* **Exercise description**: Reproduce each of the following lines word for word, in order.

---- Supplied data

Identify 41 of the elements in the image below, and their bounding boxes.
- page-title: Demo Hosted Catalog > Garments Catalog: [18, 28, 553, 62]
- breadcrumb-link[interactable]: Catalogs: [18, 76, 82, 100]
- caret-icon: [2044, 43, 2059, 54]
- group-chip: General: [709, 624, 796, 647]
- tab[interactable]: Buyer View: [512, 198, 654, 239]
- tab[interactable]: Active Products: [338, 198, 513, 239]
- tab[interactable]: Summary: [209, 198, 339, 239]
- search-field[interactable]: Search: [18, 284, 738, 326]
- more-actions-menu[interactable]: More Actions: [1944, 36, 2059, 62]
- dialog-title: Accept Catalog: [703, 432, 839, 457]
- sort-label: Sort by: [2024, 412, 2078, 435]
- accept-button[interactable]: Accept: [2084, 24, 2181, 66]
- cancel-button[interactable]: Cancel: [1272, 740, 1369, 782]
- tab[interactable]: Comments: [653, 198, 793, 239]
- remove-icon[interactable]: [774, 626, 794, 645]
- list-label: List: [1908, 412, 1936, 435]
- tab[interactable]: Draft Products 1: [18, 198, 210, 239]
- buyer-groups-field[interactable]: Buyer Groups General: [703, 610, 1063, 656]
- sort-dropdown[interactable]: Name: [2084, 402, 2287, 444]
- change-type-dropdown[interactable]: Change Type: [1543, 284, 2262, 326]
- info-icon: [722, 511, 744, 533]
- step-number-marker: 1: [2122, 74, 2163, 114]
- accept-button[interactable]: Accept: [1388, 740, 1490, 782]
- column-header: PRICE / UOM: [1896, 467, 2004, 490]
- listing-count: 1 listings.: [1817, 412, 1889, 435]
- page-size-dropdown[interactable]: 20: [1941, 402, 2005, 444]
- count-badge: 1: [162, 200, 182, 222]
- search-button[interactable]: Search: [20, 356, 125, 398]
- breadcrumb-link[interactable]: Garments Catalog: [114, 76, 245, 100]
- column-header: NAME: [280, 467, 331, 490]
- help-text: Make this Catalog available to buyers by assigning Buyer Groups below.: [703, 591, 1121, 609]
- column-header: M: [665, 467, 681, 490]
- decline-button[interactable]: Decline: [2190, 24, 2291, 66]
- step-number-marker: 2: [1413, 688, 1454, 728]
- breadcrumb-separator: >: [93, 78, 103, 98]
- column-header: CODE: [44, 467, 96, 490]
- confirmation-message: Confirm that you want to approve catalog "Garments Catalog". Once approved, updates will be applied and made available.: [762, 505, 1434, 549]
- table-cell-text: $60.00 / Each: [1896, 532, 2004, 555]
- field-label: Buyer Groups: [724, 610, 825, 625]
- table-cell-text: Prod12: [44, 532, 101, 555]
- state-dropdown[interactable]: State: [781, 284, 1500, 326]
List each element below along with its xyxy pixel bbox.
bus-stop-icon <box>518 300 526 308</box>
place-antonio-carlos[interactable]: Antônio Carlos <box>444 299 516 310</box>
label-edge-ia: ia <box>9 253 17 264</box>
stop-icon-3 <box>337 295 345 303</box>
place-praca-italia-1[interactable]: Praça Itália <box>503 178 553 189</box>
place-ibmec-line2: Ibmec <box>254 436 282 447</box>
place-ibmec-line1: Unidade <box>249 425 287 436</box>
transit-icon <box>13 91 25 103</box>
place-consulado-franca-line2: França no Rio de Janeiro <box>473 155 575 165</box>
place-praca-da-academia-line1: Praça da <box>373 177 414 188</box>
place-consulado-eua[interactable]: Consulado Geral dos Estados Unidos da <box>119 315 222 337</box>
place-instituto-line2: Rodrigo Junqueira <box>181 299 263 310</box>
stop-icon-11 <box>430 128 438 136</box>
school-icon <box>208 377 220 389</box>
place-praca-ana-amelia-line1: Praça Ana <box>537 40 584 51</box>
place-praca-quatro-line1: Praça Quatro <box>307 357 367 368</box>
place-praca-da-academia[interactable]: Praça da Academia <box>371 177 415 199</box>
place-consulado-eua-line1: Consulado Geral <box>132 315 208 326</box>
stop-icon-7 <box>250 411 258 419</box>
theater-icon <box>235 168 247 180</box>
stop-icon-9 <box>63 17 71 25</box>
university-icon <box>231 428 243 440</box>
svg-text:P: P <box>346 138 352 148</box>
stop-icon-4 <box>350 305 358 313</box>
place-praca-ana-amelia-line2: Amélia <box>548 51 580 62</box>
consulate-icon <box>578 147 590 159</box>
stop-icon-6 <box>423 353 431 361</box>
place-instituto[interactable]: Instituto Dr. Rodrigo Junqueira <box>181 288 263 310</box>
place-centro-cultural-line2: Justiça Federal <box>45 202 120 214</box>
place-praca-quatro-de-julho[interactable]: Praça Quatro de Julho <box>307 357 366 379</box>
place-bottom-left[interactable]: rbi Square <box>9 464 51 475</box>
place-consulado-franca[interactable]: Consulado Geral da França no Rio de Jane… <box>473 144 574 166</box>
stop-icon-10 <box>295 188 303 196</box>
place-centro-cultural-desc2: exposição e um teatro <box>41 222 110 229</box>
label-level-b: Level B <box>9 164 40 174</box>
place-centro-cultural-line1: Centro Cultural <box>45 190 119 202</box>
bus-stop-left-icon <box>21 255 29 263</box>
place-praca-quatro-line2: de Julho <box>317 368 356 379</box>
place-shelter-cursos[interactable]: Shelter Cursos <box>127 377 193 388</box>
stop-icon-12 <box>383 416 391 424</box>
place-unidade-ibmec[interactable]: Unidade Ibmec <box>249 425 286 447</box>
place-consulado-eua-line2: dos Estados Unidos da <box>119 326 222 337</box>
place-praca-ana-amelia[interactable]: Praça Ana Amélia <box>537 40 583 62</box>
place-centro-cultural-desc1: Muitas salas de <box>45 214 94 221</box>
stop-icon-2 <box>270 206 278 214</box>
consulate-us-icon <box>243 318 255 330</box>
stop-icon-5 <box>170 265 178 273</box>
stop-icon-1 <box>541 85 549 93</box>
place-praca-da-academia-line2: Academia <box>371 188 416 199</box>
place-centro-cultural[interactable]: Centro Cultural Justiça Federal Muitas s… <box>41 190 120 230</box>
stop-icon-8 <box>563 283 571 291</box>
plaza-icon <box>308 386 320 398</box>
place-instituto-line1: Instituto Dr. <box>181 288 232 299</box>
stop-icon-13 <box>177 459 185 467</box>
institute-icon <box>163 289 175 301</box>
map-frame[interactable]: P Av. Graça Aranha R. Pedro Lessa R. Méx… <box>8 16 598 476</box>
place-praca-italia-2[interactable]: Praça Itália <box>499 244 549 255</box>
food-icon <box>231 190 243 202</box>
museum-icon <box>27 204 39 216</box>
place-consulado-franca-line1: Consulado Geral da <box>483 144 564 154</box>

--------

* **Task response**:
Identify 41 of the elements in the image below, and their bounding boxes.
- page-title: Demo Hosted Catalog > Garments Catalog: [18, 28, 553, 62]
- breadcrumb-link[interactable]: Catalogs: [18, 76, 82, 100]
- caret-icon: [2044, 43, 2059, 54]
- group-chip: General: [709, 624, 796, 647]
- tab[interactable]: Buyer View: [512, 198, 654, 239]
- tab[interactable]: Active Products: [338, 198, 513, 239]
- tab[interactable]: Summary: [209, 198, 339, 239]
- search-field[interactable]: Search: [18, 284, 738, 326]
- more-actions-menu[interactable]: More Actions: [1944, 36, 2059, 62]
- dialog-title: Accept Catalog: [703, 432, 839, 457]
- sort-label: Sort by: [2024, 412, 2078, 435]
- accept-button[interactable]: Accept: [2084, 24, 2181, 66]
- cancel-button[interactable]: Cancel: [1272, 740, 1369, 782]
- tab[interactable]: Comments: [653, 198, 793, 239]
- remove-icon[interactable]: [774, 626, 794, 645]
- list-label: List: [1908, 412, 1936, 435]
- tab[interactable]: Draft Products 1: [18, 198, 210, 239]
- buyer-groups-field[interactable]: Buyer Groups General: [703, 610, 1063, 656]
- sort-dropdown[interactable]: Name: [2084, 402, 2287, 444]
- change-type-dropdown[interactable]: Change Type: [1543, 284, 2262, 326]
- info-icon: [722, 511, 744, 533]
- step-number-marker: 1: [2122, 74, 2163, 114]
- accept-button[interactable]: Accept: [1388, 740, 1490, 782]
- column-header: PRICE / UOM: [1896, 467, 2004, 490]
- listing-count: 1 listings.: [1817, 412, 1889, 435]
- page-size-dropdown[interactable]: 20: [1941, 402, 2005, 444]
- count-badge: 1: [162, 200, 182, 222]
- search-button[interactable]: Search: [20, 356, 125, 398]
- breadcrumb-link[interactable]: Garments Catalog: [114, 76, 245, 100]
- column-header: NAME: [280, 467, 331, 490]
- help-text: Make this Catalog available to buyers by assigning Buyer Groups below.: [703, 591, 1121, 609]
- column-header: M: [665, 467, 681, 490]
- decline-button[interactable]: Decline: [2190, 24, 2291, 66]
- step-number-marker: 2: [1413, 688, 1454, 728]
- breadcrumb-separator: >: [93, 78, 103, 98]
- column-header: CODE: [44, 467, 96, 490]
- confirmation-message: Confirm that you want to approve catalog "Garments Catalog". Once approved, updates will be applied and made available.: [762, 505, 1434, 549]
- table-cell-text: $60.00 / Each: [1896, 532, 2004, 555]
- field-label: Buyer Groups: [724, 610, 825, 625]
- table-cell-text: Prod12: [44, 532, 101, 555]
- state-dropdown[interactable]: State: [781, 284, 1500, 326]
List each element below along with its xyxy pixel bbox.
bus-stop-icon <box>518 300 526 308</box>
place-antonio-carlos[interactable]: Antônio Carlos <box>444 299 516 310</box>
label-edge-ia: ia <box>9 253 17 264</box>
stop-icon-3 <box>337 295 345 303</box>
place-praca-italia-1[interactable]: Praça Itália <box>503 178 553 189</box>
place-ibmec-line2: Ibmec <box>254 436 282 447</box>
place-ibmec-line1: Unidade <box>249 425 287 436</box>
transit-icon <box>13 91 25 103</box>
place-consulado-franca-line2: França no Rio de Janeiro <box>473 155 575 165</box>
place-praca-da-academia-line1: Praça da <box>373 177 414 188</box>
place-consulado-eua[interactable]: Consulado Geral dos Estados Unidos da <box>119 315 222 337</box>
place-instituto-line2: Rodrigo Junqueira <box>181 299 263 310</box>
stop-icon-11 <box>430 128 438 136</box>
school-icon <box>208 377 220 389</box>
place-praca-ana-amelia-line1: Praça Ana <box>537 40 584 51</box>
place-praca-quatro-line1: Praça Quatro <box>307 357 367 368</box>
place-praca-da-academia[interactable]: Praça da Academia <box>371 177 415 199</box>
place-consulado-eua-line1: Consulado Geral <box>132 315 208 326</box>
stop-icon-7 <box>250 411 258 419</box>
theater-icon <box>235 168 247 180</box>
stop-icon-9 <box>63 17 71 25</box>
university-icon <box>231 428 243 440</box>
svg-text:P: P <box>346 138 352 148</box>
stop-icon-4 <box>350 305 358 313</box>
place-praca-ana-amelia-line2: Amélia <box>548 51 580 62</box>
consulate-icon <box>578 147 590 159</box>
stop-icon-6 <box>423 353 431 361</box>
place-instituto[interactable]: Instituto Dr. Rodrigo Junqueira <box>181 288 263 310</box>
place-centro-cultural-line2: Justiça Federal <box>45 202 120 214</box>
place-praca-quatro-de-julho[interactable]: Praça Quatro de Julho <box>307 357 366 379</box>
place-bottom-left[interactable]: rbi Square <box>9 464 51 475</box>
place-consulado-franca[interactable]: Consulado Geral da França no Rio de Jane… <box>473 144 574 166</box>
stop-icon-10 <box>295 188 303 196</box>
place-centro-cultural-desc2: exposição e um teatro <box>41 222 110 229</box>
label-level-b: Level B <box>9 164 40 174</box>
place-centro-cultural-line1: Centro Cultural <box>45 190 119 202</box>
bus-stop-left-icon <box>21 255 29 263</box>
place-praca-quatro-line2: de Julho <box>317 368 356 379</box>
place-shelter-cursos[interactable]: Shelter Cursos <box>127 377 193 388</box>
stop-icon-12 <box>383 416 391 424</box>
place-unidade-ibmec[interactable]: Unidade Ibmec <box>249 425 286 447</box>
place-consulado-eua-line2: dos Estados Unidos da <box>119 326 222 337</box>
place-praca-ana-amelia[interactable]: Praça Ana Amélia <box>537 40 583 62</box>
place-centro-cultural-desc1: Muitas salas de <box>45 214 94 221</box>
stop-icon-2 <box>270 206 278 214</box>
consulate-us-icon <box>243 318 255 330</box>
stop-icon-5 <box>170 265 178 273</box>
stop-icon-1 <box>541 85 549 93</box>
place-praca-da-academia-line2: Academia <box>371 188 416 199</box>
place-centro-cultural[interactable]: Centro Cultural Justiça Federal Muitas s… <box>41 190 120 230</box>
stop-icon-8 <box>563 283 571 291</box>
plaza-icon <box>308 386 320 398</box>
place-instituto-line1: Instituto Dr. <box>181 288 232 299</box>
stop-icon-13 <box>177 459 185 467</box>
institute-icon <box>163 289 175 301</box>
map-frame[interactable]: P Av. Graça Aranha R. Pedro Lessa R. Méx… <box>8 16 598 476</box>
place-praca-italia-2[interactable]: Praça Itália <box>499 244 549 255</box>
food-icon <box>231 190 243 202</box>
museum-icon <box>27 204 39 216</box>
place-consulado-franca-line1: Consulado Geral da <box>483 144 564 154</box>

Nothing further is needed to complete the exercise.